Task set:
• 1. Transcribe the BPF patch message from "172/p unpriv: spill/fill" up to and including "r1 = *(u64 *)(r6 +0)".
• 2. In the records, rewrite only the lines from the first one up to and including the line with "425, 1099, 435]", changing "x-tick-label" to "x-tick" and leaving everything else unchanged.

Selected extract:
------------------------------------------------------------

From bc23105ca0abdeed98366af01c700c2c3aff5cd5 Mon Sep 17 00:00:00 2001
From: Daniel Borkmann <daniel@iogearbox.net>
Date: Sat, 2 Jun 2018 23:06:39 +0200
Subject: bpf: fix context access in tracing progs on 32 bit archs

Wang reported that all the testcases for BPF_PROG_TYPE_PERF_EVENT
program type in test_verifier report the following errors on x86_32:

  172/p unpriv: spill/fill of different pointers ldx FAIL
  Unexpected error message!
  0: (bf) r6 = r10
  1: (07) r6 += -8
  2: (15) if r1 == 0x0 goto pc+3
  R1=ctx(id=0,off=0,imm=0) R6=fp-8,call_-1 R10=fp0,call_-1
  3: (bf) r2 = r10
  4: (07) r2 += -76
  5: (7b) *(u64 *)(r6 +0) = r2
  6: (55) if r1 != 0x0 goto pc+1
  R1=ctx(id=0,off=0,imm=0) R2=fp-76,call_-1 R6=fp-8,call_-1 R10=fp0,call_-1 fp-8=fp
  7: (7b) *(u64 *)(r6 +0) = r1
  8: (79) r1 = *(u64 *)(r6 +0)
  9: (79) r1 = *(u64 *)(r1 +68)

------------------------------------------------------------

(Layout element annotations)
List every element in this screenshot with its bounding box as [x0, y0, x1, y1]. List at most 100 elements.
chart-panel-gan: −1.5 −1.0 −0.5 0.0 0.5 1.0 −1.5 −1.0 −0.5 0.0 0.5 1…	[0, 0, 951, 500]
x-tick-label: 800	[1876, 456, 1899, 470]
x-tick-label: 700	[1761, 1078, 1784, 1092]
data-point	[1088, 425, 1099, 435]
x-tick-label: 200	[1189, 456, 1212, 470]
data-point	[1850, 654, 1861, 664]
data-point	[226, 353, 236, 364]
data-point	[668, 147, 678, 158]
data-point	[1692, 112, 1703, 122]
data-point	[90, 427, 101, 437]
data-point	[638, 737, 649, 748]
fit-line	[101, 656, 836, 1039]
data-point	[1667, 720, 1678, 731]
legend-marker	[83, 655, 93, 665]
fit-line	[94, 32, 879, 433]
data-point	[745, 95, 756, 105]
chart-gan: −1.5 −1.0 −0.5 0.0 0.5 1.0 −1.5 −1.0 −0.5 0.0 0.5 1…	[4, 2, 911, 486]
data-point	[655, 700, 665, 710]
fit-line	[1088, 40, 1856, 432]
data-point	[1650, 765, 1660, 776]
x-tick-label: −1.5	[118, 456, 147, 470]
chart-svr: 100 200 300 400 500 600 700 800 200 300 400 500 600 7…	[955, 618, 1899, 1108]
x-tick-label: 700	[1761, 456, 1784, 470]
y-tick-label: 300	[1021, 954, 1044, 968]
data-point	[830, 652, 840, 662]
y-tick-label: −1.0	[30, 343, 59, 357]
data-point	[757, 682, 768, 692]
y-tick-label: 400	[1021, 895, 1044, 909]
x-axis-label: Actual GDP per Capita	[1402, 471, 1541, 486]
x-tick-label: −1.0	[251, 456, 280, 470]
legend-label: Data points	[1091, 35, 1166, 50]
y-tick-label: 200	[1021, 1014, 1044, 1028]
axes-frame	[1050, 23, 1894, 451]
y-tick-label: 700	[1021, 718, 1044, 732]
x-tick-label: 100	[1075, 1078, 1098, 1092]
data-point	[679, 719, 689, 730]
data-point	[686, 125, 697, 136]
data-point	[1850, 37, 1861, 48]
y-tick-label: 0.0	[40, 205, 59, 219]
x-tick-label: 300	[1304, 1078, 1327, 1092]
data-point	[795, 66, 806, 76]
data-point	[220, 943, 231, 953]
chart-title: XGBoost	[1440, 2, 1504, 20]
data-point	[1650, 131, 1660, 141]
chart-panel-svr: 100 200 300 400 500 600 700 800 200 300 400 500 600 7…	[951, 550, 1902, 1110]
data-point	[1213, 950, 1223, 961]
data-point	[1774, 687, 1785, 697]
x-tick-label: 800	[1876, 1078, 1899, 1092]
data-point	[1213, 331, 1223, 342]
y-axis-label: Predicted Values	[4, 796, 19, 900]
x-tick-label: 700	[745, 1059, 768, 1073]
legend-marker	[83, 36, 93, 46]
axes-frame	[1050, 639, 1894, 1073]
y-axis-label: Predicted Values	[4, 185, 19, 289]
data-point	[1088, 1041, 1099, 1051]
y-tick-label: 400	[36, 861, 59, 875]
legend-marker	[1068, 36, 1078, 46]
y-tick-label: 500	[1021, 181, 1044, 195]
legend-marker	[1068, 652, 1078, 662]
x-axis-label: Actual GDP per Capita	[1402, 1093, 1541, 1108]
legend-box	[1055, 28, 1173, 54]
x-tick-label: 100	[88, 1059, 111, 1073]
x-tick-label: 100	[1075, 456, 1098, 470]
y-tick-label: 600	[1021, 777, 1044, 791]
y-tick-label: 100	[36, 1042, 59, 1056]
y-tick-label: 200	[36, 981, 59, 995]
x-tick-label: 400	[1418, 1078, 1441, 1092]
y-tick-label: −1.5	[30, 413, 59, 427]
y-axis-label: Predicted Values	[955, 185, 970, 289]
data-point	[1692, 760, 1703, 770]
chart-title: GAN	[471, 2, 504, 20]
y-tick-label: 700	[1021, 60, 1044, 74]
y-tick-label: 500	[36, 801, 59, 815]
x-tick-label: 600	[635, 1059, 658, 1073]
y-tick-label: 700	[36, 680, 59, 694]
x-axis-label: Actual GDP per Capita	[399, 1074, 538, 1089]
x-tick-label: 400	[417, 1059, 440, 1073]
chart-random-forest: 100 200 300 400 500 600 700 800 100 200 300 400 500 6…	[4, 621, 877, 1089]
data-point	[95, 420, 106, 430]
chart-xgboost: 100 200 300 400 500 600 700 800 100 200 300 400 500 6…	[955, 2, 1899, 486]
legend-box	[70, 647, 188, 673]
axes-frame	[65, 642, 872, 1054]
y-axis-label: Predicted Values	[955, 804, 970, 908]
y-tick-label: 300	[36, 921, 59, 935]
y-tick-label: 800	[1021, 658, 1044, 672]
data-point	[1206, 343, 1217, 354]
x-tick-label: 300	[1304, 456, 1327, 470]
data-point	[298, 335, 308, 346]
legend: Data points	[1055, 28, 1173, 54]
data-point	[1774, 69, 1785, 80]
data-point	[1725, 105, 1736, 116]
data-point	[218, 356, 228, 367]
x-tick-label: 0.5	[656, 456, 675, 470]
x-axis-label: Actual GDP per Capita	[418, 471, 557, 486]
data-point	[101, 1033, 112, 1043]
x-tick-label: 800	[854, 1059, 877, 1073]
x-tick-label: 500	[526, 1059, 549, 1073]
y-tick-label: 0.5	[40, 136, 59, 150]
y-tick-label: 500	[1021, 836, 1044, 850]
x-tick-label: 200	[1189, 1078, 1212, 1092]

------------------------------------------------------------

Problem solutions:
• 1.
172/p unpriv: spill/fill of different pointers ldx FAIL
  Unexpected error message!
  0: (bf) r6 = r10
  1: (07) r6 += -8
  2: (15) if r1 == 0x0 goto pc+3
  R1=ctx(id=0,off=0,imm=0) R6=fp-8,call_-1 R10=fp0,call_-1
  3: (bf) r2 = r10
  4: (07) r2 += -76
  5: (7b) *(u64 *)(r6 +0) = r2
  6: (55) if r1 != 0x0 goto pc+1
  R1=ctx(id=0,off=0,imm=0) R2=fp-76,call_-1 R6=fp-8,call_-1 R10=fp0,call_-1 fp-8=fp
  7: (7b) *(u64 *)(r6 +0) = r1
  8: (79) r1 = *(u64 *)(r6 +0)

• 2.
List every element in this screenshot with its bounding box as [x0, y0, x1, y1]. List at most 100 elements.
chart-panel-gan: −1.5 −1.0 −0.5 0.0 0.5 1.0 −1.5 −1.0 −0.5 0.0 0.5 1…	[0, 0, 951, 500]
x-tick: 800	[1876, 456, 1899, 470]
x-tick: 700	[1761, 1078, 1784, 1092]
data-point	[1088, 425, 1099, 435]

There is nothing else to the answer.